◆ **The exercise**:
Here are records with pictures in them. Copy all of them exactly and leave the pictures out.

Extracts from a graphics dataset
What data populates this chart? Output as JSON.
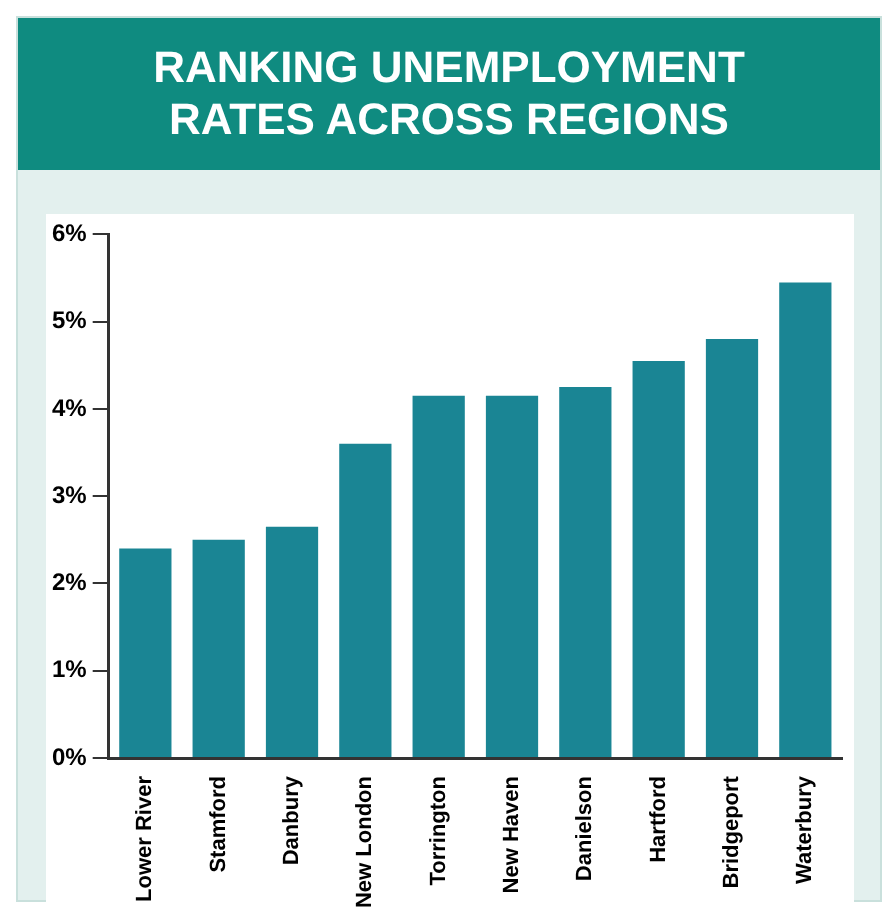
{
  "chart_data": {
    "type": "bar",
    "title": "RANKING UNEMPLOYMENT RATES ACROSS REGIONS",
    "categories": [
      "Lower River",
      "Stamford",
      "Danbury",
      "New London",
      "Torrington",
      "New Haven",
      "Danielson",
      "Hartford",
      "Bridgeport",
      "Waterbury"
    ],
    "values": [
      2.4,
      2.5,
      2.65,
      3.6,
      4.15,
      4.15,
      4.25,
      4.55,
      4.8,
      5.45
    ],
    "color": "#1a8594",
    "ylim": [
      0,
      6
    ],
    "yticks": [
      {
        "value": 0,
        "label": "0%"
      },
      {
        "value": 1,
        "label": "1%"
      },
      {
        "value": 2,
        "label": "2%"
      },
      {
        "value": 3,
        "label": "3%"
      },
      {
        "value": 4,
        "label": "4%"
      },
      {
        "value": 5,
        "label": "5%"
      },
      {
        "value": 6,
        "label": "6%"
      }
    ],
    "grid": false,
    "legend": false
  }
}
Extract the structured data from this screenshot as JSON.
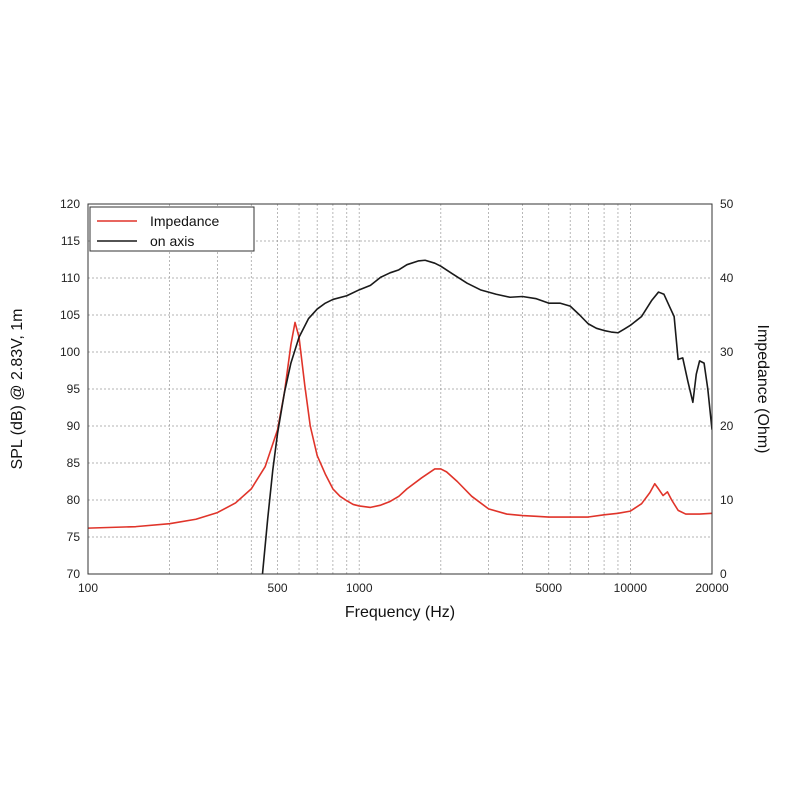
{
  "chart_data": {
    "type": "line",
    "xlabel": "Frequency (Hz)",
    "ylabel_left": "SPL (dB) @ 2.83V, 1m",
    "ylabel_right": "Impedance (Ohm)",
    "x_scale": "log",
    "xlim": [
      100,
      20000
    ],
    "ylim_left": [
      70,
      120
    ],
    "ylim_right": [
      0,
      50
    ],
    "grid": true,
    "legend_position": "top-left",
    "x_ticks": [
      {
        "value": 100,
        "label": "100"
      },
      {
        "value": 500,
        "label": "500"
      },
      {
        "value": 1000,
        "label": "1000"
      },
      {
        "value": 5000,
        "label": "5000"
      },
      {
        "value": 10000,
        "label": "10000"
      },
      {
        "value": 20000,
        "label": "20000"
      }
    ],
    "y_ticks_left": [
      {
        "value": 70,
        "label": "70"
      },
      {
        "value": 75,
        "label": "75"
      },
      {
        "value": 80,
        "label": "80"
      },
      {
        "value": 85,
        "label": "85"
      },
      {
        "value": 90,
        "label": "90"
      },
      {
        "value": 95,
        "label": "95"
      },
      {
        "value": 100,
        "label": "100"
      },
      {
        "value": 105,
        "label": "105"
      },
      {
        "value": 110,
        "label": "110"
      },
      {
        "value": 115,
        "label": "115"
      },
      {
        "value": 120,
        "label": "120"
      }
    ],
    "y_ticks_right": [
      {
        "value": 0,
        "label": "0"
      },
      {
        "value": 10,
        "label": "10"
      },
      {
        "value": 20,
        "label": "20"
      },
      {
        "value": 30,
        "label": "30"
      },
      {
        "value": 40,
        "label": "40"
      },
      {
        "value": 50,
        "label": "50"
      }
    ],
    "series": [
      {
        "name": "Impedance",
        "axis": "right",
        "color": "#e0342a",
        "points": [
          [
            100,
            6.2
          ],
          [
            150,
            6.4
          ],
          [
            200,
            6.8
          ],
          [
            250,
            7.4
          ],
          [
            300,
            8.3
          ],
          [
            350,
            9.6
          ],
          [
            400,
            11.5
          ],
          [
            450,
            14.5
          ],
          [
            500,
            19.5
          ],
          [
            530,
            24.5
          ],
          [
            560,
            31.0
          ],
          [
            580,
            34.0
          ],
          [
            600,
            32.0
          ],
          [
            630,
            25.5
          ],
          [
            660,
            20.0
          ],
          [
            700,
            16.0
          ],
          [
            750,
            13.5
          ],
          [
            800,
            11.5
          ],
          [
            850,
            10.5
          ],
          [
            900,
            9.9
          ],
          [
            950,
            9.4
          ],
          [
            1000,
            9.2
          ],
          [
            1100,
            9.0
          ],
          [
            1200,
            9.3
          ],
          [
            1300,
            9.8
          ],
          [
            1400,
            10.5
          ],
          [
            1500,
            11.5
          ],
          [
            1700,
            13.0
          ],
          [
            1900,
            14.2
          ],
          [
            2000,
            14.2
          ],
          [
            2100,
            13.8
          ],
          [
            2300,
            12.5
          ],
          [
            2600,
            10.5
          ],
          [
            3000,
            8.8
          ],
          [
            3500,
            8.1
          ],
          [
            4000,
            7.9
          ],
          [
            4500,
            7.8
          ],
          [
            5000,
            7.7
          ],
          [
            6000,
            7.7
          ],
          [
            7000,
            7.7
          ],
          [
            8000,
            8.0
          ],
          [
            9000,
            8.2
          ],
          [
            10000,
            8.5
          ],
          [
            11000,
            9.5
          ],
          [
            11800,
            11.0
          ],
          [
            12300,
            12.2
          ],
          [
            12700,
            11.5
          ],
          [
            13200,
            10.6
          ],
          [
            13700,
            11.1
          ],
          [
            14200,
            10.0
          ],
          [
            15000,
            8.6
          ],
          [
            16000,
            8.1
          ],
          [
            18000,
            8.1
          ],
          [
            20000,
            8.2
          ]
        ]
      },
      {
        "name": "on axis",
        "axis": "left",
        "color": "#1a1a1a",
        "points": [
          [
            440,
            70
          ],
          [
            460,
            77.5
          ],
          [
            480,
            84
          ],
          [
            500,
            89
          ],
          [
            530,
            94.5
          ],
          [
            560,
            98.5
          ],
          [
            600,
            102.0
          ],
          [
            650,
            104.5
          ],
          [
            700,
            105.8
          ],
          [
            750,
            106.6
          ],
          [
            800,
            107.1
          ],
          [
            900,
            107.6
          ],
          [
            1000,
            108.4
          ],
          [
            1100,
            109.0
          ],
          [
            1200,
            110.1
          ],
          [
            1300,
            110.7
          ],
          [
            1400,
            111.1
          ],
          [
            1500,
            111.8
          ],
          [
            1650,
            112.3
          ],
          [
            1750,
            112.4
          ],
          [
            1900,
            112.0
          ],
          [
            2000,
            111.6
          ],
          [
            2200,
            110.6
          ],
          [
            2500,
            109.3
          ],
          [
            2800,
            108.4
          ],
          [
            3200,
            107.8
          ],
          [
            3600,
            107.4
          ],
          [
            4000,
            107.5
          ],
          [
            4500,
            107.2
          ],
          [
            5000,
            106.6
          ],
          [
            5500,
            106.6
          ],
          [
            6000,
            106.2
          ],
          [
            6500,
            105.0
          ],
          [
            7000,
            103.8
          ],
          [
            7500,
            103.2
          ],
          [
            8000,
            102.9
          ],
          [
            8500,
            102.7
          ],
          [
            9000,
            102.6
          ],
          [
            9500,
            103.1
          ],
          [
            10000,
            103.6
          ],
          [
            11000,
            104.8
          ],
          [
            12000,
            107.0
          ],
          [
            12700,
            108.1
          ],
          [
            13300,
            107.8
          ],
          [
            14000,
            106.0
          ],
          [
            14500,
            104.8
          ],
          [
            15000,
            99.0
          ],
          [
            15600,
            99.2
          ],
          [
            16300,
            96.0
          ],
          [
            17000,
            93.2
          ],
          [
            17500,
            97.0
          ],
          [
            18000,
            98.8
          ],
          [
            18700,
            98.5
          ],
          [
            19300,
            95.0
          ],
          [
            20000,
            89.5
          ]
        ]
      }
    ]
  }
}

◆ **Solution to the problem**:
What data populates this chart? Output as JSON.
{
  "chart_data": {
    "type": "bar",
    "title": "RANKING UNEMPLOYMENT RATES ACROSS REGIONS",
    "categories": [
      "Lower River",
      "Stamford",
      "Danbury",
      "New London",
      "Torrington",
      "New Haven",
      "Danielson",
      "Hartford",
      "Bridgeport",
      "Waterbury"
    ],
    "values": [
      2.4,
      2.5,
      2.65,
      3.6,
      4.15,
      4.15,
      4.25,
      4.55,
      4.8,
      5.45
    ],
    "color": "#1a8594",
    "ylim": [
      0,
      6
    ],
    "yticks": [
      {
        "value": 0,
        "label": "0%"
      },
      {
        "value": 1,
        "label": "1%"
      },
      {
        "value": 2,
        "label": "2%"
      },
      {
        "value": 3,
        "label": "3%"
      },
      {
        "value": 4,
        "label": "4%"
      },
      {
        "value": 5,
        "label": "5%"
      },
      {
        "value": 6,
        "label": "6%"
      }
    ],
    "grid": false,
    "legend": false
  }
}
Extract the structured data from this screenshot as JSON.
{
  "chart_data": {
    "type": "line",
    "xlabel": "Frequency (Hz)",
    "ylabel_left": "SPL (dB) @ 2.83V, 1m",
    "ylabel_right": "Impedance (Ohm)",
    "x_scale": "log",
    "xlim": [
      100,
      20000
    ],
    "ylim_left": [
      70,
      120
    ],
    "ylim_right": [
      0,
      50
    ],
    "grid": true,
    "legend_position": "top-left",
    "x_ticks": [
      {
        "value": 100,
        "label": "100"
      },
      {
        "value": 500,
        "label": "500"
      },
      {
        "value": 1000,
        "label": "1000"
      },
      {
        "value": 5000,
        "label": "5000"
      },
      {
        "value": 10000,
        "label": "10000"
      },
      {
        "value": 20000,
        "label": "20000"
      }
    ],
    "y_ticks_left": [
      {
        "value": 70,
        "label": "70"
      },
      {
        "value": 75,
        "label": "75"
      },
      {
        "value": 80,
        "label": "80"
      },
      {
        "value": 85,
        "label": "85"
      },
      {
        "value": 90,
        "label": "90"
      },
      {
        "value": 95,
        "label": "95"
      },
      {
        "value": 100,
        "label": "100"
      },
      {
        "value": 105,
        "label": "105"
      },
      {
        "value": 110,
        "label": "110"
      },
      {
        "value": 115,
        "label": "115"
      },
      {
        "value": 120,
        "label": "120"
      }
    ],
    "y_ticks_right": [
      {
        "value": 0,
        "label": "0"
      },
      {
        "value": 10,
        "label": "10"
      },
      {
        "value": 20,
        "label": "20"
      },
      {
        "value": 30,
        "label": "30"
      },
      {
        "value": 40,
        "label": "40"
      },
      {
        "value": 50,
        "label": "50"
      }
    ],
    "series": [
      {
        "name": "Impedance",
        "axis": "right",
        "color": "#e0342a",
        "points": [
          [
            100,
            6.2
          ],
          [
            150,
            6.4
          ],
          [
            200,
            6.8
          ],
          [
            250,
            7.4
          ],
          [
            300,
            8.3
          ],
          [
            350,
            9.6
          ],
          [
            400,
            11.5
          ],
          [
            450,
            14.5
          ],
          [
            500,
            19.5
          ],
          [
            530,
            24.5
          ],
          [
            560,
            31.0
          ],
          [
            580,
            34.0
          ],
          [
            600,
            32.0
          ],
          [
            630,
            25.5
          ],
          [
            660,
            20.0
          ],
          [
            700,
            16.0
          ],
          [
            750,
            13.5
          ],
          [
            800,
            11.5
          ],
          [
            850,
            10.5
          ],
          [
            900,
            9.9
          ],
          [
            950,
            9.4
          ],
          [
            1000,
            9.2
          ],
          [
            1100,
            9.0
          ],
          [
            1200,
            9.3
          ],
          [
            1300,
            9.8
          ],
          [
            1400,
            10.5
          ],
          [
            1500,
            11.5
          ],
          [
            1700,
            13.0
          ],
          [
            1900,
            14.2
          ],
          [
            2000,
            14.2
          ],
          [
            2100,
            13.8
          ],
          [
            2300,
            12.5
          ],
          [
            2600,
            10.5
          ],
          [
            3000,
            8.8
          ],
          [
            3500,
            8.1
          ],
          [
            4000,
            7.9
          ],
          [
            4500,
            7.8
          ],
          [
            5000,
            7.7
          ],
          [
            6000,
            7.7
          ],
          [
            7000,
            7.7
          ],
          [
            8000,
            8.0
          ],
          [
            9000,
            8.2
          ],
          [
            10000,
            8.5
          ],
          [
            11000,
            9.5
          ],
          [
            11800,
            11.0
          ],
          [
            12300,
            12.2
          ],
          [
            12700,
            11.5
          ],
          [
            13200,
            10.6
          ],
          [
            13700,
            11.1
          ],
          [
            14200,
            10.0
          ],
          [
            15000,
            8.6
          ],
          [
            16000,
            8.1
          ],
          [
            18000,
            8.1
          ],
          [
            20000,
            8.2
          ]
        ]
      },
      {
        "name": "on axis",
        "axis": "left",
        "color": "#1a1a1a",
        "points": [
          [
            440,
            70
          ],
          [
            460,
            77.5
          ],
          [
            480,
            84
          ],
          [
            500,
            89
          ],
          [
            530,
            94.5
          ],
          [
            560,
            98.5
          ],
          [
            600,
            102.0
          ],
          [
            650,
            104.5
          ],
          [
            700,
            105.8
          ],
          [
            750,
            106.6
          ],
          [
            800,
            107.1
          ],
          [
            900,
            107.6
          ],
          [
            1000,
            108.4
          ],
          [
            1100,
            109.0
          ],
          [
            1200,
            110.1
          ],
          [
            1300,
            110.7
          ],
          [
            1400,
            111.1
          ],
          [
            1500,
            111.8
          ],
          [
            1650,
            112.3
          ],
          [
            1750,
            112.4
          ],
          [
            1900,
            112.0
          ],
          [
            2000,
            111.6
          ],
          [
            2200,
            110.6
          ],
          [
            2500,
            109.3
          ],
          [
            2800,
            108.4
          ],
          [
            3200,
            107.8
          ],
          [
            3600,
            107.4
          ],
          [
            4000,
            107.5
          ],
          [
            4500,
            107.2
          ],
          [
            5000,
            106.6
          ],
          [
            5500,
            106.6
          ],
          [
            6000,
            106.2
          ],
          [
            6500,
            105.0
          ],
          [
            7000,
            103.8
          ],
          [
            7500,
            103.2
          ],
          [
            8000,
            102.9
          ],
          [
            8500,
            102.7
          ],
          [
            9000,
            102.6
          ],
          [
            9500,
            103.1
          ],
          [
            10000,
            103.6
          ],
          [
            11000,
            104.8
          ],
          [
            12000,
            107.0
          ],
          [
            12700,
            108.1
          ],
          [
            13300,
            107.8
          ],
          [
            14000,
            106.0
          ],
          [
            14500,
            104.8
          ],
          [
            15000,
            99.0
          ],
          [
            15600,
            99.2
          ],
          [
            16300,
            96.0
          ],
          [
            17000,
            93.2
          ],
          [
            17500,
            97.0
          ],
          [
            18000,
            98.8
          ],
          [
            18700,
            98.5
          ],
          [
            19300,
            95.0
          ],
          [
            20000,
            89.5
          ]
        ]
      }
    ]
  }
}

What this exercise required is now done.